STATED PROBLEM: Show every line in the records below that contains the word "atherosclerosis".
- - - -
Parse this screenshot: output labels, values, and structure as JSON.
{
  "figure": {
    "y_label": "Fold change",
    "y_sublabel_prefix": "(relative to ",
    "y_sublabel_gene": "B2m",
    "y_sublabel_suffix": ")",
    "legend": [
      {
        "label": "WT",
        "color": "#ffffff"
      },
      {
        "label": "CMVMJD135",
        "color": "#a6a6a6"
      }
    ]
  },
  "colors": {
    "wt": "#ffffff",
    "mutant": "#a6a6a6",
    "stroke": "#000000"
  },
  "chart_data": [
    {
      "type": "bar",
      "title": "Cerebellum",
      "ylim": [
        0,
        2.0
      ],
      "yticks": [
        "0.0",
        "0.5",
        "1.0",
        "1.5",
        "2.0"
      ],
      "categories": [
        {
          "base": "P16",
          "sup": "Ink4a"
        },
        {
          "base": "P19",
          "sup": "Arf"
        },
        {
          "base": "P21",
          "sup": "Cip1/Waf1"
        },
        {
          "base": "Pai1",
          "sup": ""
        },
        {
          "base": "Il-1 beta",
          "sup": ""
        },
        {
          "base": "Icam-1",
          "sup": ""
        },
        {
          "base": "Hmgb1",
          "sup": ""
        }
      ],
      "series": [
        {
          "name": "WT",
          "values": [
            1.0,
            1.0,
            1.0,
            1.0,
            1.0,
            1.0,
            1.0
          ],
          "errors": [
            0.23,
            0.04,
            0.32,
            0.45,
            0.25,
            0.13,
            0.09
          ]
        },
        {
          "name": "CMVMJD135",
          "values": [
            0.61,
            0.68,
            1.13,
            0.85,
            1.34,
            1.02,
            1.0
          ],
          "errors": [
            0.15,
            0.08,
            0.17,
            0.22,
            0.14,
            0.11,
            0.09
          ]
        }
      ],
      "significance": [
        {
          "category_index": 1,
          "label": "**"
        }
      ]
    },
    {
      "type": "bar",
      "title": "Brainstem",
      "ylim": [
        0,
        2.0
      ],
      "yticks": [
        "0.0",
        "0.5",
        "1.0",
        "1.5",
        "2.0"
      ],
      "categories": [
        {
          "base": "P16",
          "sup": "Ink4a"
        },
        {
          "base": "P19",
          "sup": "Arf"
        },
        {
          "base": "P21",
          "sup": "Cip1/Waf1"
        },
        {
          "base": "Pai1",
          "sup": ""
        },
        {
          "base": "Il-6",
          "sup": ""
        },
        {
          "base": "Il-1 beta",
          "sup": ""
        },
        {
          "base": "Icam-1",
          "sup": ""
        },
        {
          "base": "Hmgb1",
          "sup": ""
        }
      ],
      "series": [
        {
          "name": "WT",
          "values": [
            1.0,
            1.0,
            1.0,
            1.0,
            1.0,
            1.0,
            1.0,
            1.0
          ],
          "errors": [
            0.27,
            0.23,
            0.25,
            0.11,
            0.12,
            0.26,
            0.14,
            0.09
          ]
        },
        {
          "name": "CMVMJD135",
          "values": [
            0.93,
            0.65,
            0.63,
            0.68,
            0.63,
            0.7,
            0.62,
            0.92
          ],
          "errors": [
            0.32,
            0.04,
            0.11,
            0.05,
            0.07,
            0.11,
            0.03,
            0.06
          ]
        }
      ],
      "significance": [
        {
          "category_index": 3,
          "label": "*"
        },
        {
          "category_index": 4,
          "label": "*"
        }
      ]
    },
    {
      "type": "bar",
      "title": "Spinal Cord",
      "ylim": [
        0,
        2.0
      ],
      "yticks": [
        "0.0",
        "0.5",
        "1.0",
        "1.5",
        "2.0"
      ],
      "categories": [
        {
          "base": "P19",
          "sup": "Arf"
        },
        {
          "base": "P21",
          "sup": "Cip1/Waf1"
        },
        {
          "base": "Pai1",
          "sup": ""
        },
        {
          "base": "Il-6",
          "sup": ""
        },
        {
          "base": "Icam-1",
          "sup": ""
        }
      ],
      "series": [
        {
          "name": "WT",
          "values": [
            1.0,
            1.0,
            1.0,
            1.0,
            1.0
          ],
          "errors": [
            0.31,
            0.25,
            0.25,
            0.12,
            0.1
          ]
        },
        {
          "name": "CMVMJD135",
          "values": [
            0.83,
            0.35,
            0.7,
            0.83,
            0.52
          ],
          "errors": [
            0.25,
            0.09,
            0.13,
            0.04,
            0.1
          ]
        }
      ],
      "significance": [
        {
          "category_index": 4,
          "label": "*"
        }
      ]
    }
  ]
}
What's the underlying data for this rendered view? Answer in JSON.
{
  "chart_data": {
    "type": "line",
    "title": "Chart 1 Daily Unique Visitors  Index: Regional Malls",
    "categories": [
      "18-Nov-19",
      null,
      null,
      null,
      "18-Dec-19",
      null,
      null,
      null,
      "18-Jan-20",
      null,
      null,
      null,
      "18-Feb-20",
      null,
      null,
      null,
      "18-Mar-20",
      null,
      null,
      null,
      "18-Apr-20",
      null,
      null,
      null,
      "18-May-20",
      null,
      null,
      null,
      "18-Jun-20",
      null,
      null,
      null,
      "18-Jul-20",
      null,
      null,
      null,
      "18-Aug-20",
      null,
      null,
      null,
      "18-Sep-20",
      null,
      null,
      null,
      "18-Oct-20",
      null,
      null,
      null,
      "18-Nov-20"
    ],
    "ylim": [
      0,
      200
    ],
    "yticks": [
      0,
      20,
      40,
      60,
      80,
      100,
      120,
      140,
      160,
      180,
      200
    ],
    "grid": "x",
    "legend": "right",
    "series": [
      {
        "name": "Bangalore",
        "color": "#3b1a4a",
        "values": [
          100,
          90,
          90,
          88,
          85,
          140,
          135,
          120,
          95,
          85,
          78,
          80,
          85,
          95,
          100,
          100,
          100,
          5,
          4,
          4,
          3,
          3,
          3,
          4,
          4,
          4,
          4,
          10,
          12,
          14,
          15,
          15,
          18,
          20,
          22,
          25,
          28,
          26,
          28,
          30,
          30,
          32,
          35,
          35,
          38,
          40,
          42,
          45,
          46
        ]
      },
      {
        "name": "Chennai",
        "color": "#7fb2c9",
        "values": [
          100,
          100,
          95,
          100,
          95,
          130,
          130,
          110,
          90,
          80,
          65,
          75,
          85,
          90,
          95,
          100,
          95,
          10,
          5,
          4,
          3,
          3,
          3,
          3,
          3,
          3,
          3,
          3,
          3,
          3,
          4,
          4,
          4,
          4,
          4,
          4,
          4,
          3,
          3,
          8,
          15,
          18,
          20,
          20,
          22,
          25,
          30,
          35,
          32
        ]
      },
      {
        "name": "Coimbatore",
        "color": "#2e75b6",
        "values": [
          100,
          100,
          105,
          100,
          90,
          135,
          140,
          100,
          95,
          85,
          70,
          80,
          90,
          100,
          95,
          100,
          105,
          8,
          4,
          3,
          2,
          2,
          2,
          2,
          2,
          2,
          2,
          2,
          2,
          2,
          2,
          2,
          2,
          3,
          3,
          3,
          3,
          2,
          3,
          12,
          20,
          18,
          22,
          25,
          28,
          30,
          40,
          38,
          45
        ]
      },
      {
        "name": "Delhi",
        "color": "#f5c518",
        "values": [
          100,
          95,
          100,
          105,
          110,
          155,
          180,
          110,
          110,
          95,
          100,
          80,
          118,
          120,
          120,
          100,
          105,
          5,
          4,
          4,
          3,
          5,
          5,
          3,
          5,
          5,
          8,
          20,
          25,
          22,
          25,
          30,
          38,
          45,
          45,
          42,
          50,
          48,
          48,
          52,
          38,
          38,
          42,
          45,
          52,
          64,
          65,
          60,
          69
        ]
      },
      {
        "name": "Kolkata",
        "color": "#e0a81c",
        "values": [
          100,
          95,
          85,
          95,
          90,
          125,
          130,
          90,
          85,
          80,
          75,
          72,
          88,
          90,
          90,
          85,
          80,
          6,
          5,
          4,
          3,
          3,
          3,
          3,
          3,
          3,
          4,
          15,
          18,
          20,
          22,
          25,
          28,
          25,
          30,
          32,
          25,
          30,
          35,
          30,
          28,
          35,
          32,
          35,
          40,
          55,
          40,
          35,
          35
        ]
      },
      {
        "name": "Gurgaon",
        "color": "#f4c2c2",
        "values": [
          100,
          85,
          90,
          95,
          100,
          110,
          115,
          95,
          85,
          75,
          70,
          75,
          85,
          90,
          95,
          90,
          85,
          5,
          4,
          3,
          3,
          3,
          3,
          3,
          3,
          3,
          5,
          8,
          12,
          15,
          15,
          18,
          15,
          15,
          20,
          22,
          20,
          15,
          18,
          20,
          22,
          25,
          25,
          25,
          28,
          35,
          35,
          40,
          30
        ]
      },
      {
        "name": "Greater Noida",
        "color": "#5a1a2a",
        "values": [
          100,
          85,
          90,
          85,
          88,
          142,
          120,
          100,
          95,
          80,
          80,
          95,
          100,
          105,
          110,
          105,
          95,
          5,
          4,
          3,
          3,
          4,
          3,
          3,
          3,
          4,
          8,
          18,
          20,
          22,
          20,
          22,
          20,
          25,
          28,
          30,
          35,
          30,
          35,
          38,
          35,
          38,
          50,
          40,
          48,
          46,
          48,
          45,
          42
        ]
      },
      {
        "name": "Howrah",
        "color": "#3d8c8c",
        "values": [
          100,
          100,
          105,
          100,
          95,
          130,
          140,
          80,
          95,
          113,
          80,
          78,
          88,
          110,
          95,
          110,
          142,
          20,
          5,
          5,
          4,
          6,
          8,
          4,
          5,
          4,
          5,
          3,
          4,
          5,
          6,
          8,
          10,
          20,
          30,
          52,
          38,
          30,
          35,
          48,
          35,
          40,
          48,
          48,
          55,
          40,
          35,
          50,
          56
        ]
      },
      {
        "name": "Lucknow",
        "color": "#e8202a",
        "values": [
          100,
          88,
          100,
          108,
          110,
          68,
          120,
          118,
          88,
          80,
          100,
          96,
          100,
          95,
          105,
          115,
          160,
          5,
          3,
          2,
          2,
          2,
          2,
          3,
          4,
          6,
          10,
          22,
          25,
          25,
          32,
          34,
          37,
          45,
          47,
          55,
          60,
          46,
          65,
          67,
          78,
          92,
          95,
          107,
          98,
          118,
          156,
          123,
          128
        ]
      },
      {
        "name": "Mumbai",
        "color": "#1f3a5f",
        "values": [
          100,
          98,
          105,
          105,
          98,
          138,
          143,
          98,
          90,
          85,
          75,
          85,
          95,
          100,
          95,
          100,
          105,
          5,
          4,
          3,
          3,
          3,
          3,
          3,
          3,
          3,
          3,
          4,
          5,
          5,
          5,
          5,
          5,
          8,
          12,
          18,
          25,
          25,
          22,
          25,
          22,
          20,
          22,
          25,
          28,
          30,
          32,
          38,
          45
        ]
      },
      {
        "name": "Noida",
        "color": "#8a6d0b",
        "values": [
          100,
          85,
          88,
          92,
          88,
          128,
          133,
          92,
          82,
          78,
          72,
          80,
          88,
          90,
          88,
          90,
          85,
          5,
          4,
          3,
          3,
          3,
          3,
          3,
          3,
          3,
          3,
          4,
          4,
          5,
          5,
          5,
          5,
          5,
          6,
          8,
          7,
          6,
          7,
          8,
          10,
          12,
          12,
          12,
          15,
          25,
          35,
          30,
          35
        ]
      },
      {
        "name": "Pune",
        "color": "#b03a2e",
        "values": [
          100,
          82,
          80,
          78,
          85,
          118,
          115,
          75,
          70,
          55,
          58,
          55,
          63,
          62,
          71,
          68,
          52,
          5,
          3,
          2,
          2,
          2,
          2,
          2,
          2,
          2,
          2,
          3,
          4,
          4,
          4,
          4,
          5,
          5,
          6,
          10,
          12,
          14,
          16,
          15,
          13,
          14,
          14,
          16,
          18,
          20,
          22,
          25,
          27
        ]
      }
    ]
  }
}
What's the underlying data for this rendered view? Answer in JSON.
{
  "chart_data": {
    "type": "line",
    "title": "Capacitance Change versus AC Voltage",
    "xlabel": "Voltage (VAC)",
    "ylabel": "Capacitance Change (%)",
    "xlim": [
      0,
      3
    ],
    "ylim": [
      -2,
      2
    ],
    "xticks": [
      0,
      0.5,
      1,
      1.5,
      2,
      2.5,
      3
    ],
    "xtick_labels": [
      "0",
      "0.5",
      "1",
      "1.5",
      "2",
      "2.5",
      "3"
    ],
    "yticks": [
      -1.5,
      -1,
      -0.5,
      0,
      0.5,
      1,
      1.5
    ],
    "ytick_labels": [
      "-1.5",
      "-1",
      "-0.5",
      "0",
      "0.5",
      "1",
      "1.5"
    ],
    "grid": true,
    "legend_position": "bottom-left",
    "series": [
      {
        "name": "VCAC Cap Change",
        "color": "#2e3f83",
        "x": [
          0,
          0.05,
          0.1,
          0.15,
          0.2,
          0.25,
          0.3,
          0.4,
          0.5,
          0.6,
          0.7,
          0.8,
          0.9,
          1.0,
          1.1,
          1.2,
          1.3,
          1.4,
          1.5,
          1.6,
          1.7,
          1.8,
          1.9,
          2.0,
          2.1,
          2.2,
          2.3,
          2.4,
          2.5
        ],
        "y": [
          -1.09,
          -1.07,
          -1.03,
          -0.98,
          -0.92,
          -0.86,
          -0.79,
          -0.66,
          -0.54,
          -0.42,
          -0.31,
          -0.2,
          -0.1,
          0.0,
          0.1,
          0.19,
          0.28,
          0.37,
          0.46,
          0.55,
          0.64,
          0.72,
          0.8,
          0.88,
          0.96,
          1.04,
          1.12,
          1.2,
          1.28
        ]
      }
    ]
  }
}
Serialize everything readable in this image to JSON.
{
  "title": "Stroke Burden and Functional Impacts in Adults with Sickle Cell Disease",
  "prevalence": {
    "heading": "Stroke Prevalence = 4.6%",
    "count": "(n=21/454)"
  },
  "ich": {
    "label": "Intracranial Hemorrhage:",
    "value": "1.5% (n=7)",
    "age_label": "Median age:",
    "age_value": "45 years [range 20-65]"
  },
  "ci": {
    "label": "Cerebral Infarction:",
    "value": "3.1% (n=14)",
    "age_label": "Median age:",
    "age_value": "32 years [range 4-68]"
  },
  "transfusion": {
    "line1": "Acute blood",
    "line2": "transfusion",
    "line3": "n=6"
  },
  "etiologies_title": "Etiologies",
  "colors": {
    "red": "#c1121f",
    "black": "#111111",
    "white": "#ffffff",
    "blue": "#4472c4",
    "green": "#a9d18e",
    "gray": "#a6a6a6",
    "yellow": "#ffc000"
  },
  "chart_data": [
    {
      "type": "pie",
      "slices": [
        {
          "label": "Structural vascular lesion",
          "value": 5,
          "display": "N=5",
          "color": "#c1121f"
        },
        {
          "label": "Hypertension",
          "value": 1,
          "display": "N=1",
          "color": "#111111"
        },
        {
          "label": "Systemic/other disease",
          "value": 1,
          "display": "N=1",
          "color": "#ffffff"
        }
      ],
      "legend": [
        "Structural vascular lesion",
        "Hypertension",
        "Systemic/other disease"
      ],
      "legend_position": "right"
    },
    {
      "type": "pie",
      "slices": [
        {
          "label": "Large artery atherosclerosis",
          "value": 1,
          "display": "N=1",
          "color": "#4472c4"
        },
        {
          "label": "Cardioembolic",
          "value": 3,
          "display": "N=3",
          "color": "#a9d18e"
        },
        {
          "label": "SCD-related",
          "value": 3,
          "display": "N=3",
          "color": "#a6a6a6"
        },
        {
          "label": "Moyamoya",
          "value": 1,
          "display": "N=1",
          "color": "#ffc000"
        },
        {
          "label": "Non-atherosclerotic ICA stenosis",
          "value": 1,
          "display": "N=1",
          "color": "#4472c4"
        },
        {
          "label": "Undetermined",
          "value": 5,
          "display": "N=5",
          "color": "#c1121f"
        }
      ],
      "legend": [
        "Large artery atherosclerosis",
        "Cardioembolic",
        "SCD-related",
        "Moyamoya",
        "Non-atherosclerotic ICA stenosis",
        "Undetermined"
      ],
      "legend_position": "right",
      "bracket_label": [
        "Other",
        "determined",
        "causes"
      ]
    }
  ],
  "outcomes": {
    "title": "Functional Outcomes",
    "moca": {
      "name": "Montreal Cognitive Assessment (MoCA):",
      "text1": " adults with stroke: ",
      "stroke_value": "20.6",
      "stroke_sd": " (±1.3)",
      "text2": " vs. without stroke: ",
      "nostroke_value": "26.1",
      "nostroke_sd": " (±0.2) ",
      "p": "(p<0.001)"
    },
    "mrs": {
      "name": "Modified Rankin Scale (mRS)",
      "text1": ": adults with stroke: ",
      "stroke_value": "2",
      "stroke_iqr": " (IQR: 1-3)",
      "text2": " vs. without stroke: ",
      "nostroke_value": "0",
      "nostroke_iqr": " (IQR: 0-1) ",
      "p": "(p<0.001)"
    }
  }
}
- - - -
WRITTEN SOLUTION:
          "label": "Large artery atherosclerosis",
        "Large artery atherosclerosis",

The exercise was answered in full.